▶ **Dataset**
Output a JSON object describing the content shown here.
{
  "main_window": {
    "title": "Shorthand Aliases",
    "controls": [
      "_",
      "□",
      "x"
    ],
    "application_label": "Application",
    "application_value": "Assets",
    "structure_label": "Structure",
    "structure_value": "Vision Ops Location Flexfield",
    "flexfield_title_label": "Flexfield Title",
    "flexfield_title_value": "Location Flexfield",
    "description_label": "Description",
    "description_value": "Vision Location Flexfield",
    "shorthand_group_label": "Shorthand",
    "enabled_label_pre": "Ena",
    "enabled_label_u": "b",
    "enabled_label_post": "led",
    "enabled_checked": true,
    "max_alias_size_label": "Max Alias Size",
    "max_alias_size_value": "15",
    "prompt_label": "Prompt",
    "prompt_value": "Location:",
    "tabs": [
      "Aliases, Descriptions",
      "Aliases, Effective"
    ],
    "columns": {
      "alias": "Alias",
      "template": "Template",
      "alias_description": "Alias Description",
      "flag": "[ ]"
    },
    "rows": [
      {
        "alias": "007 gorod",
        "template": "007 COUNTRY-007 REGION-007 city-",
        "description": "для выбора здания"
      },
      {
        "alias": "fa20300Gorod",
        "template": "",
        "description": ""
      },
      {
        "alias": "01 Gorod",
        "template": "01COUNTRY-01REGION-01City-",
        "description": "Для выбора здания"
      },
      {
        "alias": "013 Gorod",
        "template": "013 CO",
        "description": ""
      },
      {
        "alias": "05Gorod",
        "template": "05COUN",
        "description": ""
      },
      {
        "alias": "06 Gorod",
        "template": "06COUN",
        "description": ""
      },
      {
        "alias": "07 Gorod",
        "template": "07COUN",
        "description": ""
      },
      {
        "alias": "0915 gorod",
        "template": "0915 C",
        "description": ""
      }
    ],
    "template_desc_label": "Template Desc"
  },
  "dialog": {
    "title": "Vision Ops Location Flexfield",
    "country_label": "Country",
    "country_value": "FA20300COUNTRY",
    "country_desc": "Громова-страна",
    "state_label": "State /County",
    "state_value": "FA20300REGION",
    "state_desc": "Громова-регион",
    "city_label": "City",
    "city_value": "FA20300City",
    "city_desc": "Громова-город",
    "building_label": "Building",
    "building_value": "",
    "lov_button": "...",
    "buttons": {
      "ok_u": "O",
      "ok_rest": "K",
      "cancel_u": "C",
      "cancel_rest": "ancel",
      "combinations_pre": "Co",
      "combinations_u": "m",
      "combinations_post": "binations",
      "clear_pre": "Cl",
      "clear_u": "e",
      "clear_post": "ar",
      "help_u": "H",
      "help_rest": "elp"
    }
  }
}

▶ **Directive**
From the data, pick out every line that includes "Location".

▶ **Answer**
    "structure_value": "Vision Ops Location Flexfield",
    "flexfield_title_value": "Location Flexfield",
    "description_value": "Vision Location Flexfield",
    "prompt_value": "Location:",
    "title": "Vision Ops Location Flexfield",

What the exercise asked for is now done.